START Available data
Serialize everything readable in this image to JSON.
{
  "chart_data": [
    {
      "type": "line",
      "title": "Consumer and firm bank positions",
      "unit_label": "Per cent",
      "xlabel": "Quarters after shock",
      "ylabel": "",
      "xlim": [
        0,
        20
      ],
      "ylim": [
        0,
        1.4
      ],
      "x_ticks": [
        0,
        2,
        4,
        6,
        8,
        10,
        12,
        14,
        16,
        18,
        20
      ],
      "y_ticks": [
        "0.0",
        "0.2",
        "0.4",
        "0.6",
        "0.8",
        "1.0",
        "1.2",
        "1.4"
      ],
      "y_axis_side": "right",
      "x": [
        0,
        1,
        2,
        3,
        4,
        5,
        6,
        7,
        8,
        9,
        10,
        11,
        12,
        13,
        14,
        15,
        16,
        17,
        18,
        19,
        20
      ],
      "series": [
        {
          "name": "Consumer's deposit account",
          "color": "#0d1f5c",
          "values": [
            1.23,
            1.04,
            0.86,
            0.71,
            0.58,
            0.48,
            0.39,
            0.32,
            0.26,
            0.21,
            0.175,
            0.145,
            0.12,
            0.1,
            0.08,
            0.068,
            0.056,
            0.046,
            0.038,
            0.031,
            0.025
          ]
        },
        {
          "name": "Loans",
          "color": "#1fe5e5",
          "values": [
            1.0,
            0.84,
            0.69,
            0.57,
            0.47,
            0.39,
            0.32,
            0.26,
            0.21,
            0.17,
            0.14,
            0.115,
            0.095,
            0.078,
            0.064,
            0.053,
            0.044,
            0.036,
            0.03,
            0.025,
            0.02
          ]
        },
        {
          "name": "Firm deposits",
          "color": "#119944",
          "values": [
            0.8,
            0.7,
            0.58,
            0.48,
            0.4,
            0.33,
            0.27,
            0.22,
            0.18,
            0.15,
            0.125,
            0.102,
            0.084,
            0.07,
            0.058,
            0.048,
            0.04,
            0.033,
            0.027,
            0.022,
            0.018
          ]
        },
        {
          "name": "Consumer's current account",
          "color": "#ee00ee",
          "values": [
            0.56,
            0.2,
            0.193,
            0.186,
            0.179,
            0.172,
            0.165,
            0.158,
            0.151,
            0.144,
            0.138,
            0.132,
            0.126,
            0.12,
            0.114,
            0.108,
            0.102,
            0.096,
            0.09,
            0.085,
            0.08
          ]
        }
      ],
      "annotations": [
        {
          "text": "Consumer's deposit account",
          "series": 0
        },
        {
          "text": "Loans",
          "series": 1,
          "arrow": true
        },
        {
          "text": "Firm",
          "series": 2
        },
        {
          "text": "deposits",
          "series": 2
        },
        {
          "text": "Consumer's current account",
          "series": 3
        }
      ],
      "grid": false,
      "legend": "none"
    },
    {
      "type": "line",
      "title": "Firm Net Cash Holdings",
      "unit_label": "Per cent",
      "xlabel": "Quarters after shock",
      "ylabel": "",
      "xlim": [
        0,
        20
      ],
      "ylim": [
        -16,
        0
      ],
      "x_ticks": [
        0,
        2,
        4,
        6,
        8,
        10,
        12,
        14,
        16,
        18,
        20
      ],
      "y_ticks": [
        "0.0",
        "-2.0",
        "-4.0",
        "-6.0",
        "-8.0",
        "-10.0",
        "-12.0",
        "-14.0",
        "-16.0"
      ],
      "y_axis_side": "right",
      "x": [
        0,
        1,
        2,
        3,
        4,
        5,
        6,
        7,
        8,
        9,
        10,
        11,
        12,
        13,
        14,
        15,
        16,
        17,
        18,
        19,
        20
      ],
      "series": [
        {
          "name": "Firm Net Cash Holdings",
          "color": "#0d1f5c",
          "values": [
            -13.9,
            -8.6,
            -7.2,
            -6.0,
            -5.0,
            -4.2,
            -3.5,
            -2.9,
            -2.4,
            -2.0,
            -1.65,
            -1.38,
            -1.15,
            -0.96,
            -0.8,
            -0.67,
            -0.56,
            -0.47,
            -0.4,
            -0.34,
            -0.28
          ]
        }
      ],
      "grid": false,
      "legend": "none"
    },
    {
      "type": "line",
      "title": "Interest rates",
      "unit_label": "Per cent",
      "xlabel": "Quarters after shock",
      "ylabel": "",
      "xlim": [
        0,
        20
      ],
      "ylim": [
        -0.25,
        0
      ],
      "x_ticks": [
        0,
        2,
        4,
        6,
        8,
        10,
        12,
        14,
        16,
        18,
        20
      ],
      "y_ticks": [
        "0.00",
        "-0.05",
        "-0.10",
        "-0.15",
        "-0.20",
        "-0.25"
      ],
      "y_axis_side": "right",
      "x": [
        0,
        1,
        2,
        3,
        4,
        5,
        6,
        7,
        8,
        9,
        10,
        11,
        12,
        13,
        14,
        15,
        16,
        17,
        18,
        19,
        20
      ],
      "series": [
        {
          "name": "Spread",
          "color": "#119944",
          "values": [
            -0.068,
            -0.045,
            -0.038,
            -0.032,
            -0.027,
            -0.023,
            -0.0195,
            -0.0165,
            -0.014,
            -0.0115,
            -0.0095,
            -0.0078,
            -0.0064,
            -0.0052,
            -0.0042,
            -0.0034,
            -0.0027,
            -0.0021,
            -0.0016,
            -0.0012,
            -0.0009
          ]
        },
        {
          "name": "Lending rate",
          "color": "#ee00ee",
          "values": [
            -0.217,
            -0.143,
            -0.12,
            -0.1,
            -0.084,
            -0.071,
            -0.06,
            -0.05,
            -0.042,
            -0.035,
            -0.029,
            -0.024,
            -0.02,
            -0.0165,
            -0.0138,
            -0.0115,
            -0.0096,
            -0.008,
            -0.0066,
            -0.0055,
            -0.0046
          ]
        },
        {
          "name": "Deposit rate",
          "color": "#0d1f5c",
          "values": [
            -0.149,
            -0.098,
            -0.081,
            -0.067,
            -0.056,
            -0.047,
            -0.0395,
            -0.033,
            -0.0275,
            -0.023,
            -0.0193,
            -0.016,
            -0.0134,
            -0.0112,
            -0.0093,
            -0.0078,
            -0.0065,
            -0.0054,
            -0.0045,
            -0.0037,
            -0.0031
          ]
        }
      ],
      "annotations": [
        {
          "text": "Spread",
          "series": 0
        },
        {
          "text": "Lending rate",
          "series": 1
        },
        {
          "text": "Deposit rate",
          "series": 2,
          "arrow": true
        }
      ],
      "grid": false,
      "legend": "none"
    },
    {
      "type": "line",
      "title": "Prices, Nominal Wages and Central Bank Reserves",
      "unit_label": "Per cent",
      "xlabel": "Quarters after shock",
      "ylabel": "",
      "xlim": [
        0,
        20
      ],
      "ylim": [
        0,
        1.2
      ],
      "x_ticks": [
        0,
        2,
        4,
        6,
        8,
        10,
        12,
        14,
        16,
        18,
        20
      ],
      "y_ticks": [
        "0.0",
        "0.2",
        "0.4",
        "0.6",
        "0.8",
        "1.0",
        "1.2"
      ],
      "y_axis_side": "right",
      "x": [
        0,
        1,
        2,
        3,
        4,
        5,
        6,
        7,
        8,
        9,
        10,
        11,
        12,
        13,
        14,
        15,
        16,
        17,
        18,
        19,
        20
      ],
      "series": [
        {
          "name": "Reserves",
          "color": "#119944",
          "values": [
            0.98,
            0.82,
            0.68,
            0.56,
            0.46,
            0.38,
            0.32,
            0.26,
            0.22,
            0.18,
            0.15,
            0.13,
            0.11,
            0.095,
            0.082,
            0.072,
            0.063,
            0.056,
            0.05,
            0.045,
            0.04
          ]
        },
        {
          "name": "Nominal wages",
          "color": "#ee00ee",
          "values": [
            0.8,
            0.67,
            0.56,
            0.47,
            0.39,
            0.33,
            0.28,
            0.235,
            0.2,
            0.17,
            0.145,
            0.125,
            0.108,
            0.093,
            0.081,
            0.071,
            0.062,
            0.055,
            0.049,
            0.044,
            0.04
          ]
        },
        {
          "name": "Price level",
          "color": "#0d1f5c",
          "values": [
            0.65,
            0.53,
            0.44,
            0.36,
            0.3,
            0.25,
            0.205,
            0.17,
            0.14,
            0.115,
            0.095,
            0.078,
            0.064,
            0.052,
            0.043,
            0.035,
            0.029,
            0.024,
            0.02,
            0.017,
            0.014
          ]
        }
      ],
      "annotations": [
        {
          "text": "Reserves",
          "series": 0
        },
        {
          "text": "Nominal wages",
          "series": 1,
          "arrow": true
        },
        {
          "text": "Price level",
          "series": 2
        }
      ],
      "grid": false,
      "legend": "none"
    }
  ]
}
END Available data
Work required
In the lines above, locate the string "text". Copy every line where it occurs.

Exercise result
          "text": "Consumer's deposit account",
          "text": "Loans",
          "text": "Firm",
          "text": "deposits",
          "text": "Consumer's current account",
          "text": "Spread",
          "text": "Lending rate",
          "text": "Deposit rate",
          "text": "Reserves",
          "text": "Nominal wages",
          "text": "Price level",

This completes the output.